Written exercise: Give back every line exactly as it appears, pictures excluded.

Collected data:
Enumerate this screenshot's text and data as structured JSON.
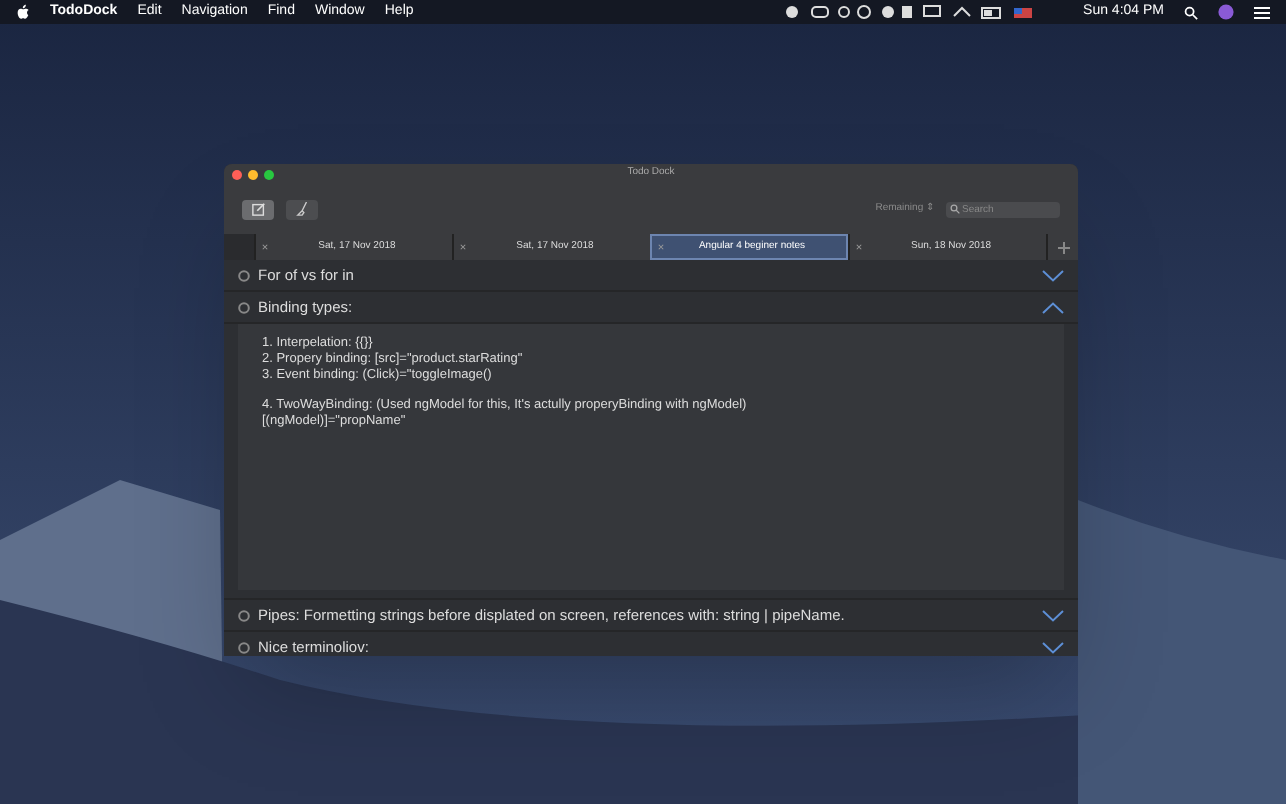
{
  "menu_bar": {
    "app_name": "TodoDock",
    "menus": [
      "Edit",
      "Navigation",
      "Find",
      "Window",
      "Help"
    ],
    "clock": "Sun 4:04 PM"
  },
  "window": {
    "title": "Todo Dock"
  },
  "toolbar": {
    "sort": "Remaining",
    "sort_arrows": "⇕",
    "search": {
      "placeholder": "Search"
    }
  },
  "tabs": [
    {
      "label": "Sat, 17 Nov 2018",
      "selected": false
    },
    {
      "label": "Sat, 17 Nov 2018",
      "selected": false
    },
    {
      "label": "Angular 4 beginer notes",
      "selected": true
    },
    {
      "label": "Sun, 18 Nov 2018",
      "selected": false
    }
  ],
  "items": [
    {
      "title": "For of vs for in",
      "expanded": false
    },
    {
      "title": "Binding types:",
      "expanded": true,
      "note": [
        [
          "1. Interpelation: {{}}",
          "2. Propery binding: [src]=\"product.starRating\"",
          "3. Event binding: (Click)=\"toggleImage()"
        ],
        [
          "4. TwoWayBinding: (Used ngModel for this, It's actully properyBinding with ngModel)",
          "[(ngModel)]=\"propName\""
        ]
      ]
    },
    {
      "title": "Pipes: Formetting strings before displated on screen, references with: string | pipeName.",
      "expanded": false
    },
    {
      "title": "Nice terminoliov:",
      "expanded": false
    }
  ]
}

Exercise solution:
Enumerate this screenshot's text and data as structured JSON.
{
  "menu_bar": {
    "app_name": "TodoDock",
    "menus": [
      "Edit",
      "Navigation",
      "Find",
      "Window",
      "Help"
    ],
    "clock": "Sun 4:04 PM"
  },
  "window": {
    "title": "Todo Dock"
  },
  "toolbar": {
    "sort": "Remaining",
    "sort_arrows": "⇕",
    "search": {
      "placeholder": "Search"
    }
  },
  "tabs": [
    {
      "label": "Sat, 17 Nov 2018",
      "selected": false
    },
    {
      "label": "Sat, 17 Nov 2018",
      "selected": false
    },
    {
      "label": "Angular 4 beginer notes",
      "selected": true
    },
    {
      "label": "Sun, 18 Nov 2018",
      "selected": false
    }
  ],
  "items": [
    {
      "title": "For of vs for in",
      "expanded": false
    },
    {
      "title": "Binding types:",
      "expanded": true,
      "note": [
        [
          "1. Interpelation: {{}}",
          "2. Propery binding: [src]=\"product.starRating\"",
          "3. Event binding: (Click)=\"toggleImage()"
        ],
        [
          "4. TwoWayBinding: (Used ngModel for this, It's actully properyBinding with ngModel)",
          "[(ngModel)]=\"propName\""
        ]
      ]
    },
    {
      "title": "Pipes: Formetting strings before displated on screen, references with: string | pipeName.",
      "expanded": false
    },
    {
      "title": "Nice terminoliov:",
      "expanded": false
    }
  ]
}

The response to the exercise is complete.